- [EXERCISE DETAILS] Set down the material below in full, matching it exactly.

- [SOURCE RECORDS]
** BEGIN **

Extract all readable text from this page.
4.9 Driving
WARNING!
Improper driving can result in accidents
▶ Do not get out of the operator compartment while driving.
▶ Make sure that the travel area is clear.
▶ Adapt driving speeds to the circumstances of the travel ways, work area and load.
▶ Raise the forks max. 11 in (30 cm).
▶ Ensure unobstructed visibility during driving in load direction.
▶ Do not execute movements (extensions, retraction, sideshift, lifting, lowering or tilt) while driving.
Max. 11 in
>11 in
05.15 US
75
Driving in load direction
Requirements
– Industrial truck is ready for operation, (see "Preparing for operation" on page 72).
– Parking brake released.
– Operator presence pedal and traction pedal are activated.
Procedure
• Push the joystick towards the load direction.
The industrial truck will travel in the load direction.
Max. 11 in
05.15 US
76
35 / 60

** END **

- [ANSWER TO THE PROBLEM]
Extract all readable text from this page.
4.9 Driving
WARNING!
Improper driving can result in accidents
▶ Do not get out of the operator compartment while driving.
▶ Make sure that the travel area is clear.
▶ Adapt driving speeds to the circumstances of the travel ways, work area and load.
▶ Raise the forks max. 11 in (30 cm).
▶ Ensure unobstructed visibility during driving in load direction.
▶ Do not execute movements (extensions, retraction, sideshift, lifting, lowering or tilt) while driving.
Max. 11 in
>11 in
05.15 US
75
Driving in load direction
Requirements
– Industrial truck is ready for operation, (see "Preparing for operation" on page 72).
– Parking brake released.
– Operator presence pedal and traction pedal are activated.
Procedure
• Push the joystick towards the load direction.
The industrial truck will travel in the load direction.
Max. 11 in
05.15 US
76
35 / 60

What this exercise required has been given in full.